TASK DETAILS ::
Pull out every line with the word "negócio".

GIVEN RECORDS ::
+ + + + +
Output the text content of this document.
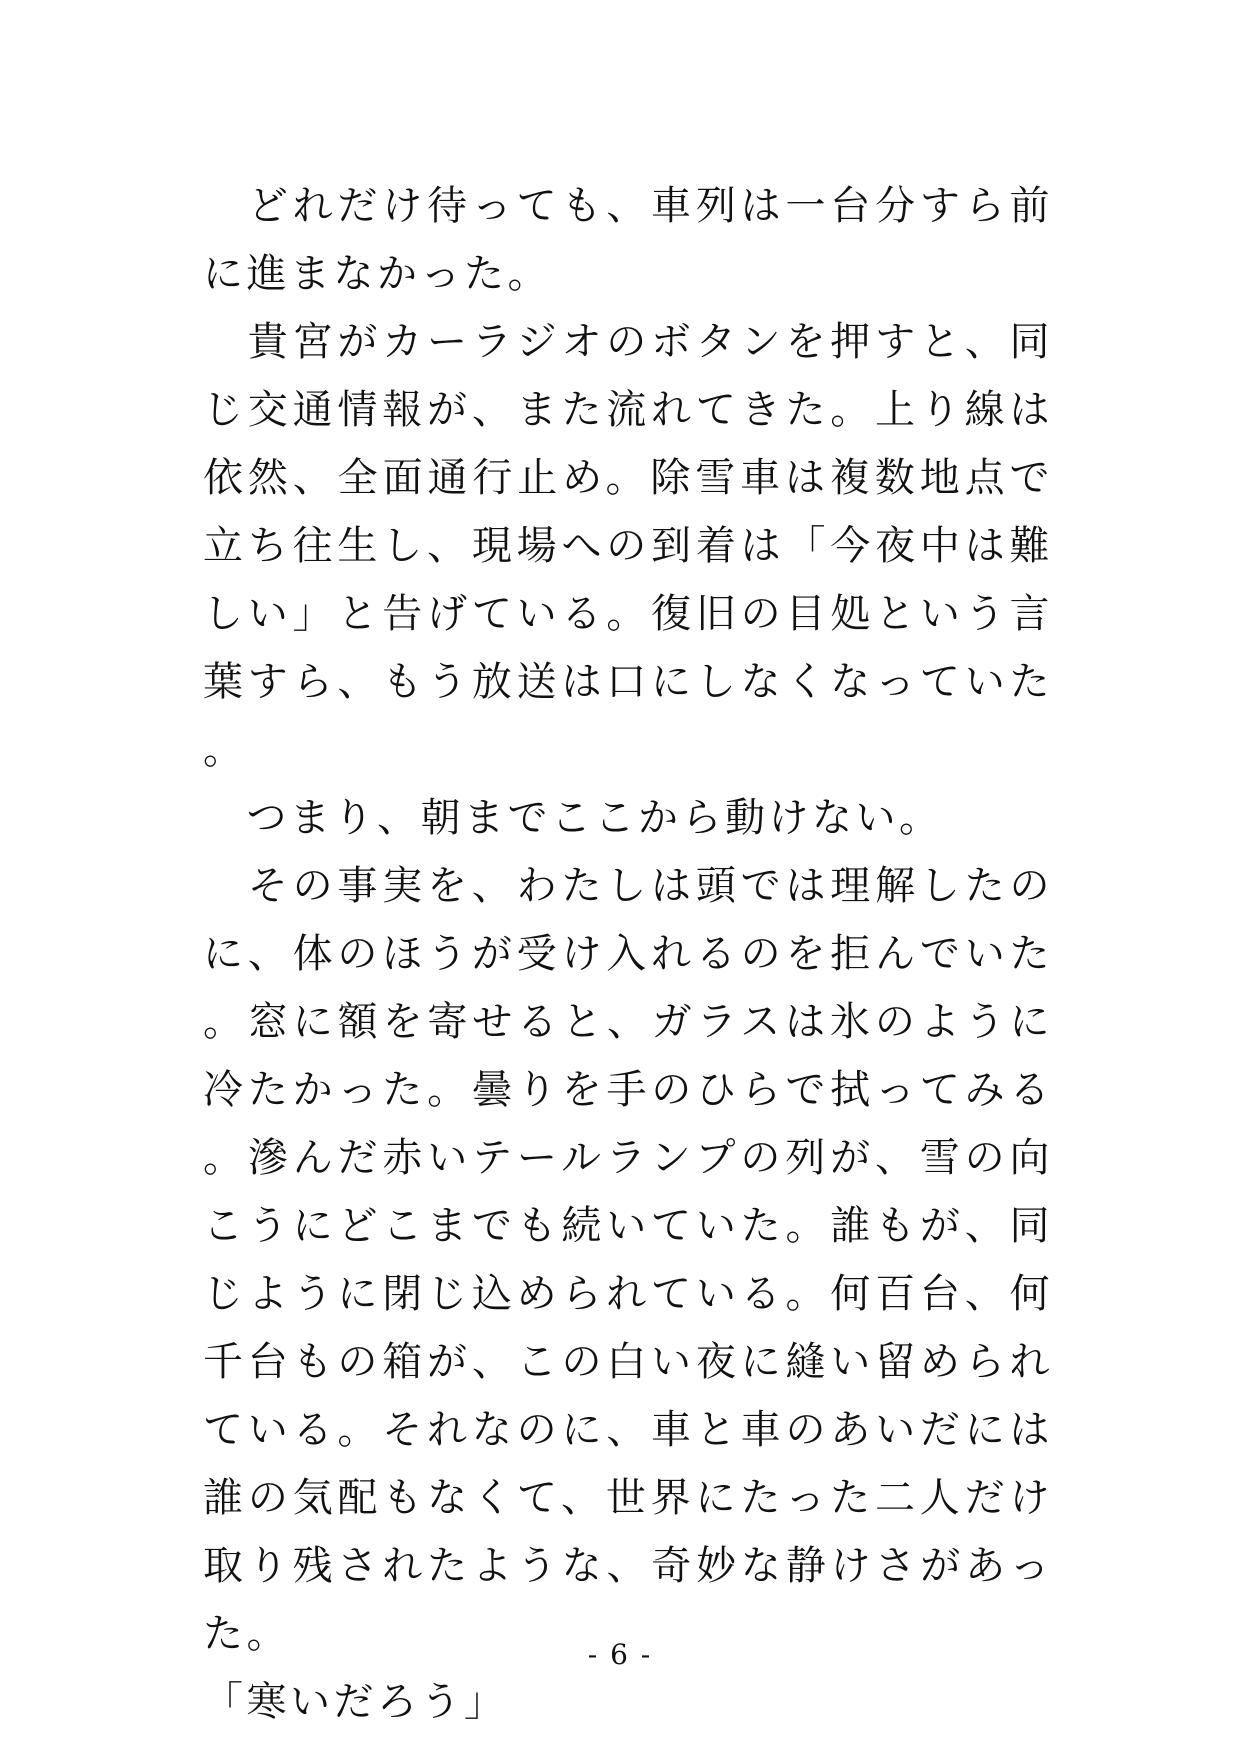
　どれだけ待っても、車列は一台分すら前に進まなかった。

　貴宮がカーラジオのボタンを押すと、同じ交通情報が、また流れてきた。上り線は依然、全面通行止め。除雪車は複数地点で立ち往生し、現場への到着は「今夜中は難しい」と告げている。復旧の目処という言葉すら、もう放送は口にしなくなっていた。

　つまり、朝までここから動けない。

　その事実を、わたしは頭では理解したのに、体のほうが受け入れるのを拒んでいた。窓に額を寄せると、ガラスは氷のように冷たかった。曇りを手のひらで拭ってみる。滲んだ赤いテールランプの列が、雪の向こうにどこまでも続いていた。誰もが、同じように閉じ込められている。何百台、何千台もの箱が、この白い夜に縫い留められている。それなのに、車と車のあいだには誰の気配もなくて、世界にたった二人だけ取り残されたような、奇妙な静けさがあった。

「寒いだろう」

- 6 -
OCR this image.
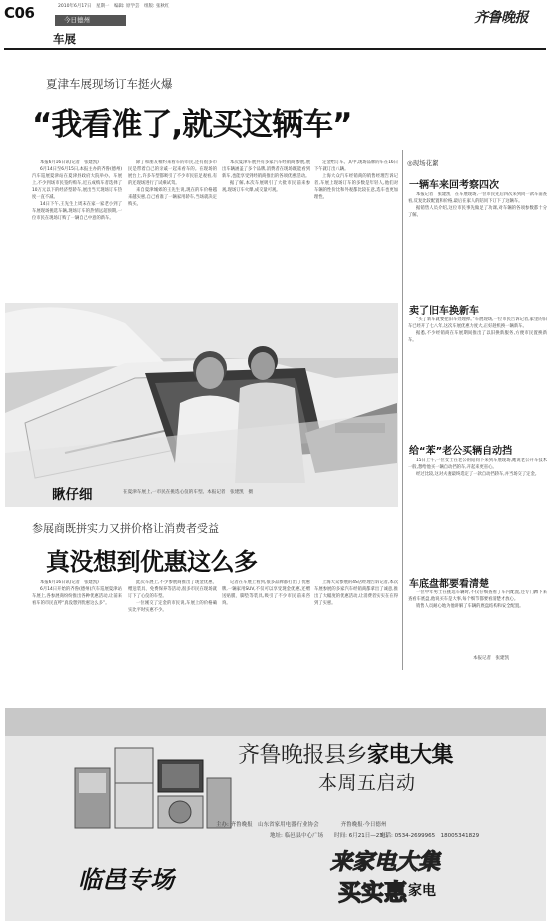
C06	2010年6月17日　星期一　编辑: 原学芸　组版: 张秋红
今日德州
车展
齐鲁晚报
夏津车展现场订车挺火爆
“我看准了,就买这辆车”

本报6月16日讯(记者　张建凯)

6月14日至6月15日,本报主办的齐鲁(德州)汽车巡展夏津站在夏津县政府大院举办。车展上,不少到场市民签约购车,近五成购车者选择了10万元以下的经济型轿车,展出当天现场订车热度一直不减。

14日下午,王先生上周末在家一家老小到了车展现场挑选车辆,现场订车的热情远超预期,一位市民在现场订购了一辆自己中意的新车。

除了和朋友相约来看车的市民,还有很多市民是带着自己的亲戚一起来看车的。在现场的展台上,许多车型都吸引了不少市民驻足观看,有的还现场进行了试乘试驾。

来自夏津城郊的王先生说,现在的车价格越来越实惠,自己看准了一辆家用轿车,当场就决定购买。

本次夏津车展共有多家汽车经销商参展,展出车辆涵盖了多个品牌,消费者在现场既能看到新车,也能享受到经销商推出的各项优惠活动。

据了解,本次车展吸引了大批市民前来参观,现场订车火爆,成交量可观。

定金给订车。其中,现场品牌的车在16日下午就订出八辆。

上海大众汽车经销商的销售经理告诉记者,车展上现场订车的多数是年轻人,他们对车辆的性价比和外观都比较在意,选车也更加理性。

瞅仔细	在夏津车展上,一市民在挑选心仪的车型。本报记者　张建凯　摄
◎现场花絮
一辆车来回考察四次

本报记者　张建凯　在车展现场,一位市民先后四次来到同一款车前查看,反复比较配置和价格,最后在家人的陪同下订下了这辆车。

据销售人员介绍,这位市民事先做足了功课,对车辆的各项参数都十分了解。

卖了旧车换新车

“买了新车就要把旧车处理掉。”车展现场,一位市民告诉记者,家里的旧车已经开了七八年,这次车展优惠力度大,正好趁机换一辆新车。

据悉,不少经销商在车展期间推出了以旧换新服务,方便市民置换新车。

给“苯”老公买辆自动挡

15日上午,一位女士在老公的陪同下来到车展现场,她说老公开车技术一般,想给他买一辆自动挡的车,开起来更省心。

经过比较,这对夫妻最终选定了一款自动挡轿车,并当场交了定金。

车底盘都要看清楚

一位中年男士在挑选车辆时,不仅仔细查看了车内配置,还专门蹲下来查看车底盘,他说买车是大事,每个细节都要看清楚才放心。

销售人员耐心地为他讲解了车辆的底盘结构和安全配置。

本报记者　张建凯
参展商既拼实力又拼价格让消费者受益
真没想到优惠这么多

本报6月16日讯(记者　张建凯)

6月14日开始的齐鲁(德州)汽车巡展夏津站车展上,各参展商纷纷推出各种优惠活动,让前来看车的市民直呼“真没想到优惠这么多”。

此次车展上,不少参展商推出了现金优惠、赠送装具、免费保养等活动,很多市民在现场就订下了心仪的车型。

一位刚交了定金的市民说,车展上的价格确实比平时实惠不少。

记者在车展上看到,很多品牌都打出了优惠牌,一辆家用SUV,不仅可以享受现金优惠,还赠送贴膜、脚垫等装具,吸引了不少市民前来咨询。

上海大众参展的4S店经理告诉记者,本次车展参展的多家汽车经销商都拿出了诚意,推出了大幅度的优惠活动,让消费者实实在在得到了实惠。

齐鲁晚报县乡家电大集
本周五启动
主办: 齐鲁晚报　山东省家用电器行业协会　　　　齐鲁晚报·今日德州
地址: 临邑县中心广场　　时间: 6月21日—23日
电话: 0534-2699965　18005341829
临邑专场
来家电大集
买实惠 家电
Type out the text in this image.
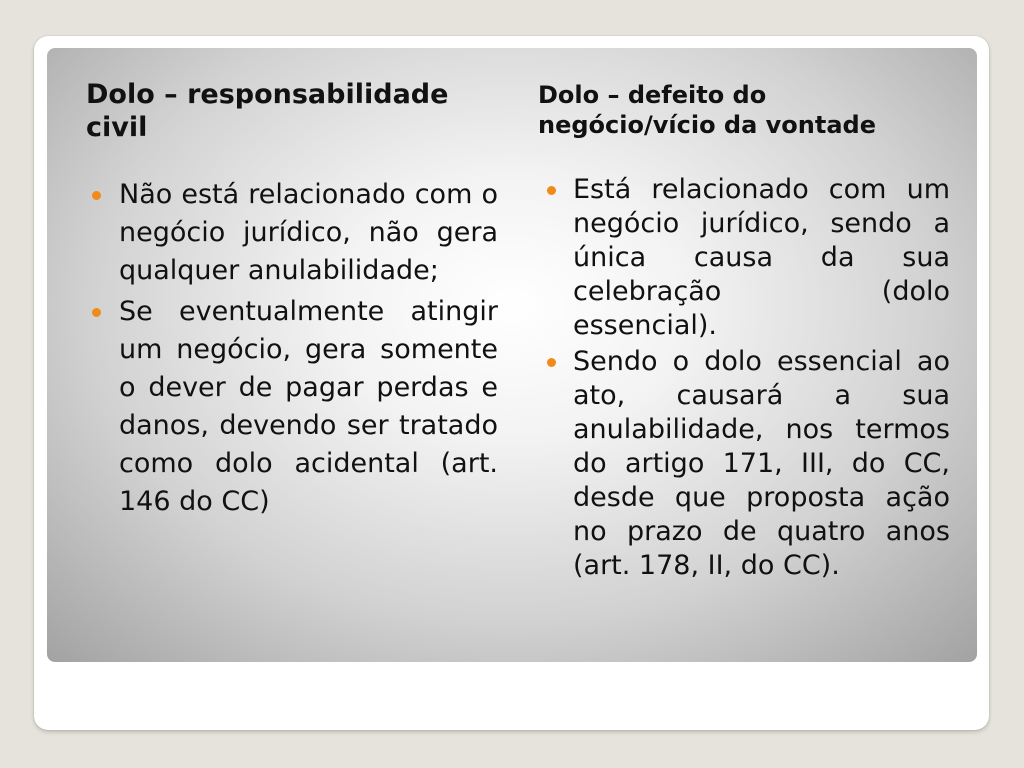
Dolo – responsabilidade civil
Não está relacionado com o negócio jurídico, não gera qualquer anulabilidade;
Se eventualmente atingir um negócio, gera somente o dever de pagar perdas e danos, devendo ser tratado como dolo acidental (art. 146 do CC)
Dolo – defeito do negócio/vício da vontade
Está relacionado com um negócio jurídico, sendo a única causa da sua celebração (dolo essencial).
Sendo o dolo essencial ao ato, causará a sua anulabilidade, nos termos do artigo 171, III, do CC, desde que proposta ação no prazo de quatro anos (art. 178, II, do CC).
+ + + + +
RESPONSE ::
Não está relacionado com o negócio jurídico, não gera qualquer anulabilidade;
Se eventualmente atingir um negócio, gera somente o dever de pagar perdas e danos, devendo ser tratado como dolo acidental (art. 146 do CC)
Dolo – defeito do negócio/vício da vontade
Está relacionado com um negócio jurídico, sendo a única causa da sua celebração (dolo essencial).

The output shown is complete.